** BEGIN **
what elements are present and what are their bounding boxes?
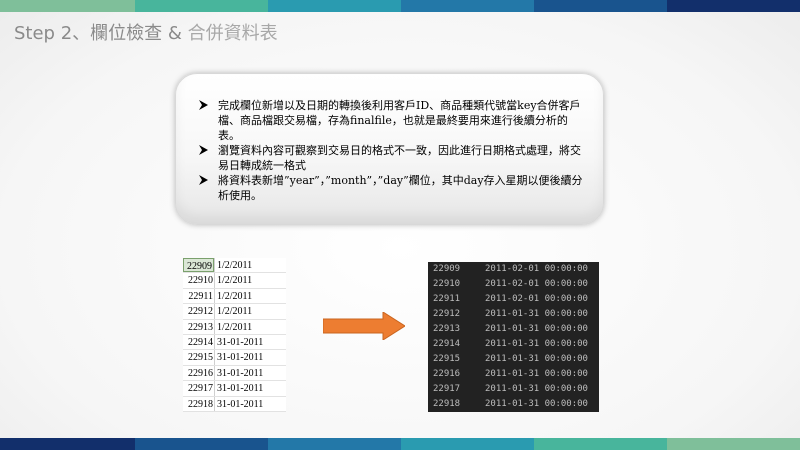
- arrow-bullet-icon: [199, 145, 208, 155]
- bullet-list: 完成欄位新增以及日期的轉換後利用客戶ID、商品種類代號當key合併客戶檔、商品檔…: [176, 74, 603, 203]
- row-id: 22917: [188, 383, 213, 395]
- right-arrow-shape: [323, 312, 405, 340]
- bullet-item: 完成欄位新增以及日期的轉換後利用客戶ID、商品種類代號當key合併客戶檔、商品檔…: [199, 98, 587, 143]
- slide: Step 2、欄位檢查 & 合併資料表 完成欄位新增以及日期的轉換後利用客戶ID…: [0, 0, 800, 450]
- excel-row: 22910 1/2/2011: [183, 273, 286, 289]
- terminal-row: 22914 2011-01-31 00:00:00: [428, 337, 599, 352]
- band-segment: [667, 438, 800, 450]
- row-id: 22918: [188, 398, 213, 410]
- row-date: 1/2/2011: [214, 319, 286, 334]
- terminal-row: 22909 2011-02-01 00:00:00: [428, 262, 599, 277]
- row-id: 22911: [188, 290, 213, 302]
- excel-row: 22914 31-01-2011: [183, 334, 286, 351]
- row-date: 1/2/2011: [214, 273, 286, 288]
- row-date: 1/2/2011: [214, 288, 286, 304]
- right-arrow-icon: [323, 312, 405, 340]
- row-datetime: 2011-01-31 00:00:00: [485, 309, 588, 319]
- row-date: 31-01-2011: [214, 396, 286, 411]
- bullet-text: 將資料表新增”year”，”month”，”day”欄位，其中day存入星期以便…: [218, 174, 583, 202]
- excel-row: 22909 1/2/2011: [183, 258, 286, 274]
- band-segment: [401, 0, 534, 12]
- terminal-screenshot: 22909 2011-02-01 00:00:00 22910 2011-02-01…: [428, 262, 599, 412]
- bullet-item: 瀏覽資料內容可觀察到交易日的格式不一致，因此進行日期格式處理，將交易日轉成統一格…: [199, 143, 587, 173]
- arrow-bullet-icon: [199, 100, 208, 110]
- terminal-row: 22918 2011-01-31 00:00:00: [428, 397, 599, 412]
- excel-row: 22916 31-01-2011: [183, 365, 286, 382]
- row-id: 22918: [433, 399, 461, 409]
- terminal-row: 22915 2011-01-31 00:00:00: [428, 352, 599, 367]
- bullet-text: 瀏覽資料內容可觀察到交易日的格式不一致，因此進行日期格式處理，將交易日轉成統一格…: [218, 144, 581, 172]
- row-date: 1/2/2011: [214, 258, 286, 273]
- band-segment: [401, 438, 534, 450]
- row-date: 1/2/2011: [214, 304, 286, 319]
- excel-screenshot: 22909 1/2/2011 22910 1/2/2011 22911 1/2/201…: [183, 258, 286, 412]
- row-id: 22909: [433, 264, 461, 274]
- band-segment: [534, 438, 667, 450]
- excel-row: 22915 31-01-2011: [183, 350, 286, 366]
- row-datetime: 2011-01-31 00:00:00: [485, 324, 588, 334]
- arrow-bullet-icon: [199, 175, 208, 185]
- row-datetime: 2011-02-01 00:00:00: [485, 279, 588, 289]
- row-id: 22913: [433, 324, 461, 334]
- terminal-row: 22910 2011-02-01 00:00:00: [428, 277, 599, 292]
- title-part-1: Step 2、欄位檢查 &: [14, 23, 188, 44]
- row-id: 22913: [188, 321, 213, 333]
- terminal-row: 22913 2011-01-31 00:00:00: [428, 322, 599, 337]
- row-id: 22910: [433, 279, 461, 289]
- row-id: 22917: [433, 384, 461, 394]
- excel-row: 22918 31-01-2011: [183, 396, 286, 412]
- terminal-row: 22916 2011-01-31 00:00:00: [428, 367, 599, 382]
- row-datetime: 2011-02-01 00:00:00: [485, 264, 588, 274]
- band-segment: [268, 0, 401, 12]
- band-segment: [0, 0, 135, 12]
- row-id: 22911: [433, 294, 461, 304]
- row-id: 22916: [188, 367, 213, 379]
- row-datetime: 2011-01-31 00:00:00: [485, 369, 588, 379]
- bullet-callout: 完成欄位新增以及日期的轉換後利用客戶ID、商品種類代號當key合併客戶檔、商品檔…: [175, 73, 604, 225]
- row-datetime: 2011-01-31 00:00:00: [485, 354, 588, 364]
- row-id: 22912: [188, 306, 213, 318]
- band-segment: [135, 438, 268, 450]
- page-title: Step 2、欄位檢查 & 合併資料表: [14, 19, 278, 45]
- row-id: 22916: [433, 369, 461, 379]
- excel-row: 22912 1/2/2011: [183, 304, 286, 320]
- terminal-row: 22911 2011-02-01 00:00:00: [428, 292, 599, 307]
- row-id: 22915: [188, 352, 213, 364]
- row-id: 22912: [433, 309, 461, 319]
- terminal-row: 22917 2011-01-31 00:00:00: [428, 382, 599, 397]
- terminal-row: 22912 2011-01-31 00:00:00: [428, 307, 599, 322]
- band-segment: [534, 0, 667, 12]
- band-segment: [0, 438, 135, 450]
- row-date: 31-01-2011: [214, 365, 286, 381]
- band-segment: [268, 438, 401, 450]
- excel-row: 22917 31-01-2011: [183, 381, 286, 397]
- row-id: 22915: [433, 354, 461, 364]
- row-id: 22914: [433, 339, 461, 349]
- row-date: 31-01-2011: [214, 334, 286, 350]
- band-segment: [667, 0, 800, 12]
- top-color-band: [0, 0, 800, 12]
- row-id: 22910: [188, 275, 213, 287]
- bullet-text: 完成欄位新增以及日期的轉換後利用客戶ID、商品種類代號當key合併客戶檔、商品檔…: [218, 99, 581, 142]
- bottom-color-band: [0, 438, 800, 450]
- row-date: 31-01-2011: [214, 350, 286, 365]
- bullet-item: 將資料表新增”year”，”month”，”day”欄位，其中day存入星期以便…: [199, 173, 587, 203]
- row-date: 31-01-2011: [214, 381, 286, 396]
- row-datetime: 2011-01-31 00:00:00: [485, 399, 588, 409]
- row-id: 22909: [183, 258, 214, 273]
- row-datetime: 2011-01-31 00:00:00: [485, 339, 588, 349]
- row-datetime: 2011-02-01 00:00:00: [485, 294, 588, 304]
- row-id: 22914: [188, 336, 213, 348]
- row-datetime: 2011-01-31 00:00:00: [485, 384, 588, 394]
- excel-row: 22911 1/2/2011: [183, 288, 286, 305]
- title-part-2: 合併資料表: [187, 23, 278, 44]
- band-segment: [135, 0, 268, 12]
- excel-row: 22913 1/2/2011: [183, 319, 286, 335]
** END **
• [DIRECTIONS]: Reproduce the listing without changes, from the line containing "- arrow-bullet-icon: [199, 145, 208, 155]" down through the line containing "143, 587, 173]", with both of those lines included.

• [RESULT OF THIS EXERCISE]:
- arrow-bullet-icon: [199, 145, 208, 155]
- bullet-list: 完成欄位新增以及日期的轉換後利用客戶ID、商品種類代號當key合併客戶檔、商品檔…: [176, 74, 603, 203]
- row-id: 22917: [188, 383, 213, 395]
- right-arrow-shape: [323, 312, 405, 340]
- bullet-item: 完成欄位新增以及日期的轉換後利用客戶ID、商品種類代號當key合併客戶檔、商品檔…: [199, 98, 587, 143]
- slide: Step 2、欄位檢查 & 合併資料表 完成欄位新增以及日期的轉換後利用客戶ID…: [0, 0, 800, 450]
- excel-row: 22910 1/2/2011: [183, 273, 286, 289]
- terminal-row: 22914 2011-01-31 00:00:00: [428, 337, 599, 352]
- band-segment: [667, 438, 800, 450]
- row-id: 22918: [188, 398, 213, 410]
- row-date: 1/2/2011: [214, 319, 286, 334]
- terminal-row: 22909 2011-02-01 00:00:00: [428, 262, 599, 277]
- row-id: 22911: [188, 290, 213, 302]
- excel-row: 22914 31-01-2011: [183, 334, 286, 351]
- row-date: 1/2/2011: [214, 273, 286, 288]
- row-date: 1/2/2011: [214, 288, 286, 304]
- right-arrow-icon: [323, 312, 405, 340]
- row-datetime: 2011-01-31 00:00:00: [485, 309, 588, 319]
- row-date: 31-01-2011: [214, 396, 286, 411]
- bullet-text: 將資料表新增”year”，”month”，”day”欄位，其中day存入星期以便…: [218, 174, 583, 202]
- excel-row: 22909 1/2/2011: [183, 258, 286, 274]
- band-segment: [401, 0, 534, 12]
- terminal-screenshot: 22909 2011-02-01 00:00:00 22910 2011-02-01…: [428, 262, 599, 412]
- bullet-item: 瀏覽資料內容可觀察到交易日的格式不一致，因此進行日期格式處理，將交易日轉成統一格…: [199, 143, 587, 173]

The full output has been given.